• **WHAT IS REQUIRED**: Return the count of lines that mention "Mapa", with no other words.

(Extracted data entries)
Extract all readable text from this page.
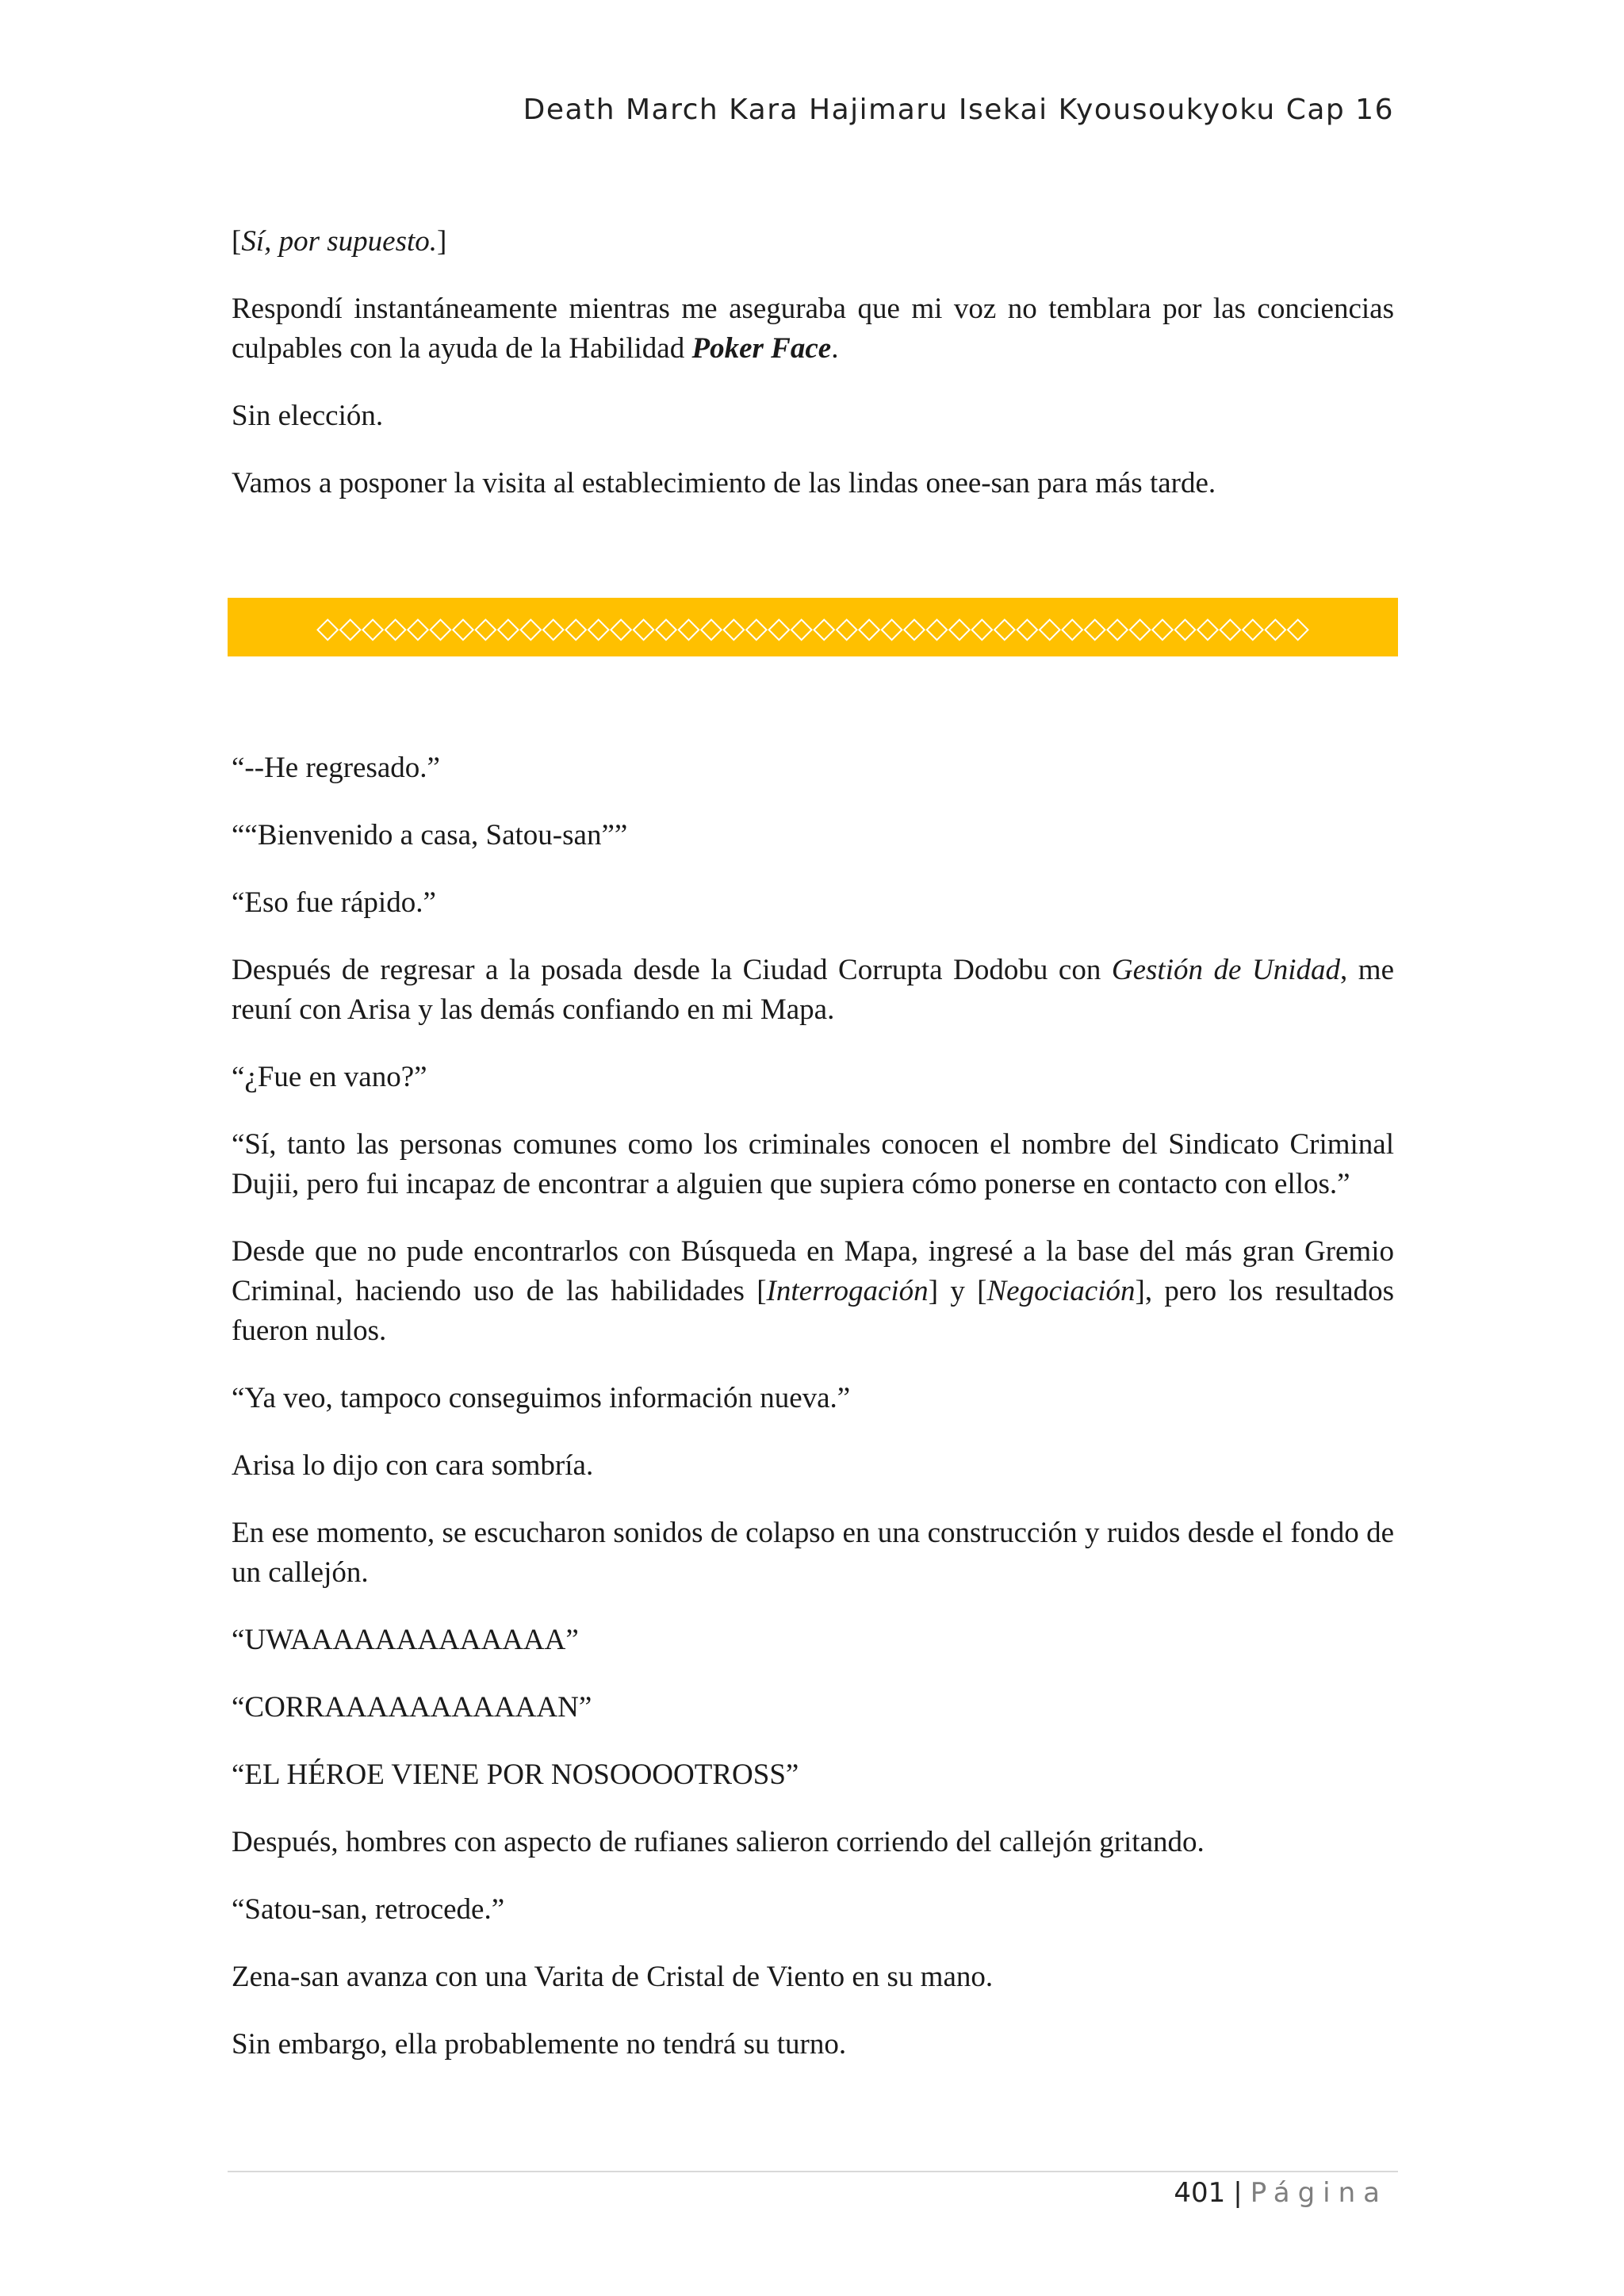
Death March Kara Hajimaru Isekai Kyousoukyoku Cap 16

[Sí, por supuesto.]

Respondí instantáneamente mientras me aseguraba que mi voz no temblara por las conciencias culpables con la ayuda de la Habilidad Poker Face.

Sin elección.

Vamos a posponer la visita al establecimiento de las lindas onee-san para más tarde.

◇◇◇◇◇◇◇◇◇◇◇◇◇◇◇◇◇◇◇◇◇◇◇◇◇◇◇◇◇◇◇◇◇◇◇◇◇◇◇◇◇◇◇◇

“--He regresado.”

““Bienvenido a casa, Satou-san””

“Eso fue rápido.”

Después de regresar a la posada desde la Ciudad Corrupta Dodobu con Gestión de Unidad, me reuní con Arisa y las demás confiando en mi Mapa.

“¿Fue en vano?”

“Sí, tanto las personas comunes como los criminales conocen el nombre del Sindicato Criminal Dujii, pero fui incapaz de encontrar a alguien que supiera cómo ponerse en contacto con ellos.”

Desde que no pude encontrarlos con Búsqueda en Mapa, ingresé a la base del más gran Gremio Criminal, haciendo uso de las habilidades [Interrogación] y [Negociación], pero los resultados fueron nulos.

“Ya veo, tampoco conseguimos información nueva.”

Arisa lo dijo con cara sombría.

En ese momento, se escucharon sonidos de colapso en una construcción y ruidos desde el fondo de un callejón.

“UWAAAAAAAAAAAAA”

“CORRAAAAAAAAAAAN”

“EL HÉROE VIENE POR NOSOOOOTROSS”

Después, hombres con aspecto de rufianes salieron corriendo del callejón gritando.

“Satou-san, retrocede.”

Zena-san avanza con una Varita de Cristal de Viento en su mano.

Sin embargo, ella probablemente no tendrá su turno.

401 | Página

• **OUTPUT FOR THIS TASK**: 2